Start of DATASET EXTRACT

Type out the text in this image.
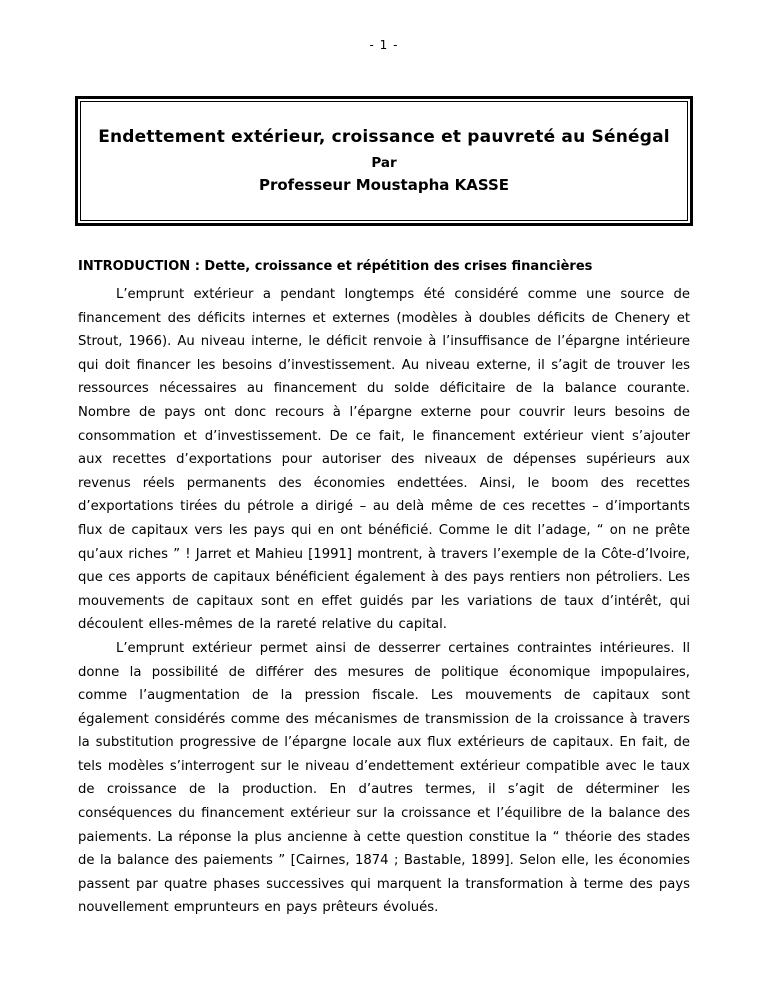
- 1 -
Endettement extérieur, croissance et pauvreté au Sénégal
Par
Professeur Moustapha KASSE
INTRODUCTION : Dette, croissance et répétition des crises financières

L’emprunt extérieur a pendant longtemps été considéré comme une source de financement des déficits internes et externes (modèles à doubles déficits de Chenery et Strout, 1966). Au niveau interne, le déficit renvoie à l’insuffisance de l’épargne intérieure qui doit financer les besoins d’investissement. Au niveau externe, il s’agit de trouver les ressources nécessaires au financement du solde déficitaire de la balance courante. Nombre de pays ont donc recours à l’épargne externe pour couvrir leurs besoins de consommation et d’investissement. De ce fait, le financement extérieur vient s’ajouter aux recettes d’exportations pour autoriser des niveaux de dépenses supérieurs aux revenus réels permanents des économies endettées. Ainsi, le boom des recettes d’exportations tirées du pétrole a dirigé – au delà même de ces recettes – d’importants flux de capitaux vers les pays qui en ont bénéficié. Comme le dit l’adage, “ on ne prête qu’aux riches ” ! Jarret et Mahieu [1991] montrent, à travers l’exemple de la Côte-d’Ivoire, que ces apports de capitaux bénéficient également à des pays rentiers non pétroliers. Les mouvements de capitaux sont en effet guidés par les variations de taux d’intérêt, qui découlent elles-mêmes de la rareté relative du capital.

L’emprunt extérieur permet ainsi de desserrer certaines contraintes intérieures. Il donne la possibilité de différer des mesures de politique économique impopulaires, comme l’augmentation de la pression fiscale. Les mouvements de capitaux sont également considérés comme des mécanismes de transmission de la croissance à travers la substitution progressive de l’épargne locale aux flux extérieurs de capitaux. En fait, de tels modèles s’interrogent sur le niveau d’endettement extérieur compatible avec le taux de croissance de la production. En d’autres termes, il s’agit de déterminer les conséquences du financement extérieur sur la croissance et l’équilibre de la balance des paiements. La réponse la plus ancienne à cette question constitue la “ théorie des stades de la balance des paiements ” [Cairnes, 1874 ; Bastable, 1899]. Selon elle, les économies passent par quatre phases successives qui marquent la transformation à terme des pays nouvellement emprunteurs en pays prêteurs évolués.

End of DATASET EXTRACT

[WHAT YOU SHOULD DO]: Every entry above is to be set down exactly; the pictures are to be left out.

[REPLY TO THE EXERCISE]:
Type out the text in this image.
- 1 -
Endettement extérieur, croissance et pauvreté au Sénégal
Par
Professeur Moustapha KASSE
INTRODUCTION : Dette, croissance et répétition des crises financières

L’emprunt extérieur a pendant longtemps été considéré comme une source de financement des déficits internes et externes (modèles à doubles déficits de Chenery et Strout, 1966). Au niveau interne, le déficit renvoie à l’insuffisance de l’épargne intérieure qui doit financer les besoins d’investissement. Au niveau externe, il s’agit de trouver les ressources nécessaires au financement du solde déficitaire de la balance courante. Nombre de pays ont donc recours à l’épargne externe pour couvrir leurs besoins de consommation et d’investissement. De ce fait, le financement extérieur vient s’ajouter aux recettes d’exportations pour autoriser des niveaux de dépenses supérieurs aux revenus réels permanents des économies endettées. Ainsi, le boom des recettes d’exportations tirées du pétrole a dirigé – au delà même de ces recettes – d’importants flux de capitaux vers les pays qui en ont bénéficié. Comme le dit l’adage, “ on ne prête qu’aux riches ” ! Jarret et Mahieu [1991] montrent, à travers l’exemple de la Côte-d’Ivoire, que ces apports de capitaux bénéficient également à des pays rentiers non pétroliers. Les mouvements de capitaux sont en effet guidés par les variations de taux d’intérêt, qui découlent elles-mêmes de la rareté relative du capital.

L’emprunt extérieur permet ainsi de desserrer certaines contraintes intérieures. Il donne la possibilité de différer des mesures de politique économique impopulaires, comme l’augmentation de la pression fiscale. Les mouvements de capitaux sont également considérés comme des mécanismes de transmission de la croissance à travers la substitution progressive de l’épargne locale aux flux extérieurs de capitaux. En fait, de tels modèles s’interrogent sur le niveau d’endettement extérieur compatible avec le taux de croissance de la production. En d’autres termes, il s’agit de déterminer les conséquences du financement extérieur sur la croissance et l’équilibre de la balance des paiements. La réponse la plus ancienne à cette question constitue la “ théorie des stades de la balance des paiements ” [Cairnes, 1874 ; Bastable, 1899]. Selon elle, les économies passent par quatre phases successives qui marquent la transformation à terme des pays nouvellement emprunteurs en pays prêteurs évolués.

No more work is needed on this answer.